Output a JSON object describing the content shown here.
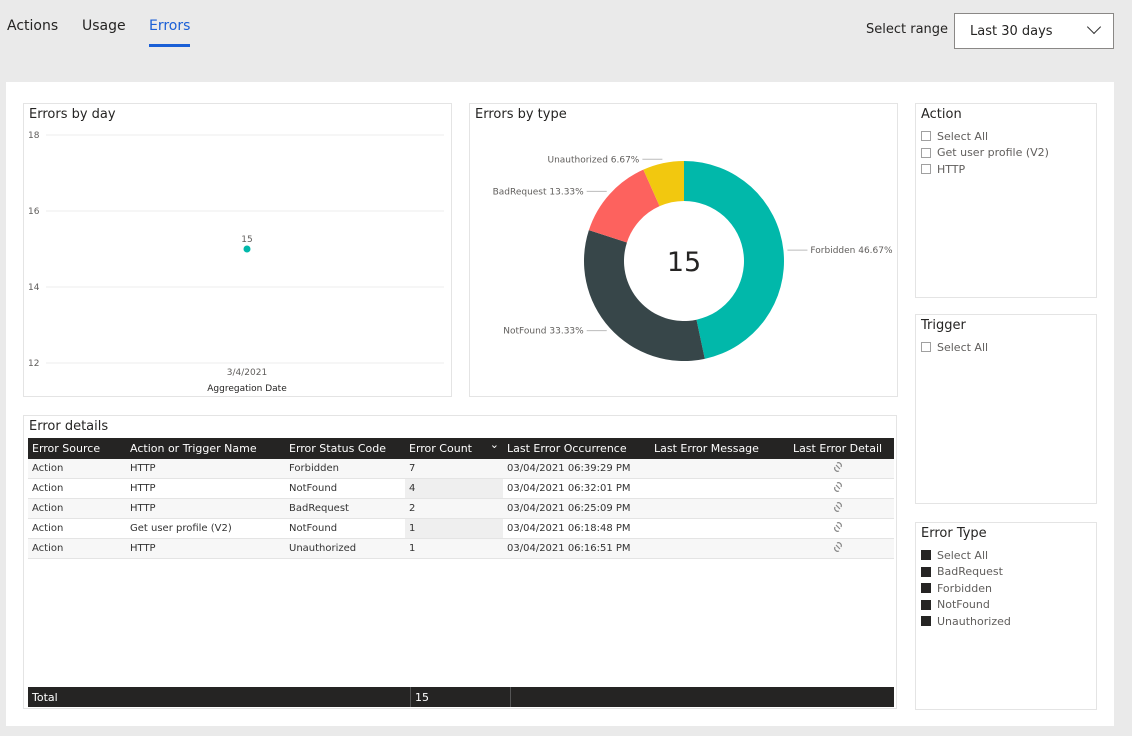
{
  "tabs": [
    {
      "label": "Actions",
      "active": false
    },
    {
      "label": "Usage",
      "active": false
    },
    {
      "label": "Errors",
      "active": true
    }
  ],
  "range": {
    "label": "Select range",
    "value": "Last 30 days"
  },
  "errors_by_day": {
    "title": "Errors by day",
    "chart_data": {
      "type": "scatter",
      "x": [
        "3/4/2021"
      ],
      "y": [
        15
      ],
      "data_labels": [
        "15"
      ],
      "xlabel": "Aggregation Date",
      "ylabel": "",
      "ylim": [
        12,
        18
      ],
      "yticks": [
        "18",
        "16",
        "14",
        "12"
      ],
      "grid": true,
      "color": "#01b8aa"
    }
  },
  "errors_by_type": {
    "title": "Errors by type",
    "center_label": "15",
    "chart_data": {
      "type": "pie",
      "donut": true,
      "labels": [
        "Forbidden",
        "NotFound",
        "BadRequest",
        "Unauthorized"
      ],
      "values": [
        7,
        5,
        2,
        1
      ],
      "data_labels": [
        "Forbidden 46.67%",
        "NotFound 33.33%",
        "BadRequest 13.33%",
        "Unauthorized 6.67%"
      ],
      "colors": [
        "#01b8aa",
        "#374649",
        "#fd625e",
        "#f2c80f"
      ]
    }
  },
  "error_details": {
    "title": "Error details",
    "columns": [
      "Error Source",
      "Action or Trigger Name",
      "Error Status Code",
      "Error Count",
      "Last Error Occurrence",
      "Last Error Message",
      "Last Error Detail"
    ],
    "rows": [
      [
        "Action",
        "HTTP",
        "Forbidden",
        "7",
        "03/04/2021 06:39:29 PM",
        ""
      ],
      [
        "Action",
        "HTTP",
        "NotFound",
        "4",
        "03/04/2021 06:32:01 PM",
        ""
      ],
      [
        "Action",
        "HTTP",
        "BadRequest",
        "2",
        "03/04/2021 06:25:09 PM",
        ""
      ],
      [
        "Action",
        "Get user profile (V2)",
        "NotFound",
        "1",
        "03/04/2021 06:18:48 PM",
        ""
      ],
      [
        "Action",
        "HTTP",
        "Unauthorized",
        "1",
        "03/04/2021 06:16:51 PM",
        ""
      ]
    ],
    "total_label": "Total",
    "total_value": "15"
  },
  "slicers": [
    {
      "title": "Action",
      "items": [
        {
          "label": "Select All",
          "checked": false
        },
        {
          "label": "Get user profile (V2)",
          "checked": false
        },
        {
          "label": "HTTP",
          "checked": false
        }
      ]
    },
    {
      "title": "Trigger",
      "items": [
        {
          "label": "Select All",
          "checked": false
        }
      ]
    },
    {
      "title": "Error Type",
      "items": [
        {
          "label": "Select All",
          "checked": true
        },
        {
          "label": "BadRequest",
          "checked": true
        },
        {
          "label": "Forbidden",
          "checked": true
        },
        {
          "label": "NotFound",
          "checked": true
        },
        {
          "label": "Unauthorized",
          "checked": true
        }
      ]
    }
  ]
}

------------

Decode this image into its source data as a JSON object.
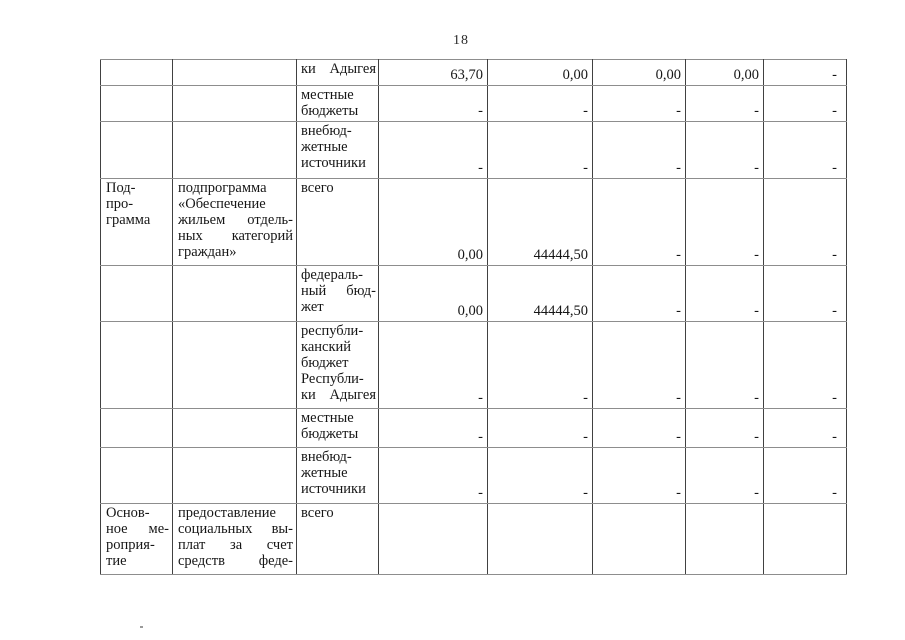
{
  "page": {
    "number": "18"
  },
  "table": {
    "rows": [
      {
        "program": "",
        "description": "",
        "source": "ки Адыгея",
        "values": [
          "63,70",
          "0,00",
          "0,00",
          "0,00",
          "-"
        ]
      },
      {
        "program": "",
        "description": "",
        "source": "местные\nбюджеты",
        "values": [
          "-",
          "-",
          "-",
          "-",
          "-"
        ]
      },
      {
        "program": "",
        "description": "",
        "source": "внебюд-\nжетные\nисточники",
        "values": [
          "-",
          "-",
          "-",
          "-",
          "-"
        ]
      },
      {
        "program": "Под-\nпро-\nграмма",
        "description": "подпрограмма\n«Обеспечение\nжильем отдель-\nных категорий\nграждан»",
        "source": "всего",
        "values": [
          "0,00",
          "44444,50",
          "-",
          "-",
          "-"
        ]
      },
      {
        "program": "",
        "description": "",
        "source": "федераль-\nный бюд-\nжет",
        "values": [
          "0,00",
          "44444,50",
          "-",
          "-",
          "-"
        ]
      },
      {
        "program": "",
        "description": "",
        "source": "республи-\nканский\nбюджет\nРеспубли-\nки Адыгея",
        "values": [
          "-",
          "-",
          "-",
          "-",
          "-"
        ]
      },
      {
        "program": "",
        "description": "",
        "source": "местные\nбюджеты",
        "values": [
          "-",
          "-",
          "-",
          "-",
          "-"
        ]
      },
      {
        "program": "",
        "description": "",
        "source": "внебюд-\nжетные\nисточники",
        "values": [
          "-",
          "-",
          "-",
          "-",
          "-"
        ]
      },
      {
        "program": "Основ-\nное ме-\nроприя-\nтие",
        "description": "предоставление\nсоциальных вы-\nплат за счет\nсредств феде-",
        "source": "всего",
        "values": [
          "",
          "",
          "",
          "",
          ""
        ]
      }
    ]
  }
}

------------

■ **EXERCISE DETAILS**
Collect, from the material above, every line containing the word "object".

■ **PROBLEM SOLUTION**
Output a JSON object describing the content shown here.
Decode this image into its source data as a JSON object.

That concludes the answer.